EXERCISE MATERIAL:
.....
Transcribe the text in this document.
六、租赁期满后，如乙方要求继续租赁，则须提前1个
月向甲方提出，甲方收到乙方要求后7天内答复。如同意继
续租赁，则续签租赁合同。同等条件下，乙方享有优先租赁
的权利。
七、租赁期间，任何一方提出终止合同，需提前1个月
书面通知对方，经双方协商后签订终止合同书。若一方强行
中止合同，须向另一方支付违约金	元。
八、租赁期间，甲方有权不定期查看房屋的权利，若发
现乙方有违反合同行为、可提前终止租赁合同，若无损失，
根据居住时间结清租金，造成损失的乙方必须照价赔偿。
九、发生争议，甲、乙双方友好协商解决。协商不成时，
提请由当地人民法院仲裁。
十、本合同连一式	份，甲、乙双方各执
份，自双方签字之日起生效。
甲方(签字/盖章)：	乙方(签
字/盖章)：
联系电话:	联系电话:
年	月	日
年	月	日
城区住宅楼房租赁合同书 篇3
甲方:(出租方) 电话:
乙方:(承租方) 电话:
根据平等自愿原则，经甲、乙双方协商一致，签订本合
.....
PROBLEM TO SOLVE: The records above must be repeated exactly, every one of them.

EXERCISE OUTPUT:
Transcribe the text in this document.
六、租赁期满后，如乙方要求继续租赁，则须提前1个
月向甲方提出，甲方收到乙方要求后7天内答复。如同意继
续租赁，则续签租赁合同。同等条件下，乙方享有优先租赁
的权利。
七、租赁期间，任何一方提出终止合同，需提前1个月
书面通知对方，经双方协商后签订终止合同书。若一方强行
中止合同，须向另一方支付违约金	元。
八、租赁期间，甲方有权不定期查看房屋的权利，若发
现乙方有违反合同行为、可提前终止租赁合同，若无损失，
根据居住时间结清租金，造成损失的乙方必须照价赔偿。
九、发生争议，甲、乙双方友好协商解决。协商不成时，
提请由当地人民法院仲裁。
十、本合同连一式	份，甲、乙双方各执
份，自双方签字之日起生效。
甲方(签字/盖章)：	乙方(签
字/盖章)：
联系电话:	联系电话:
年	月	日
年	月	日
城区住宅楼房租赁合同书 篇3
甲方:(出租方) 电话:
乙方:(承租方) 电话:
根据平等自愿原则，经甲、乙双方协商一致，签订本合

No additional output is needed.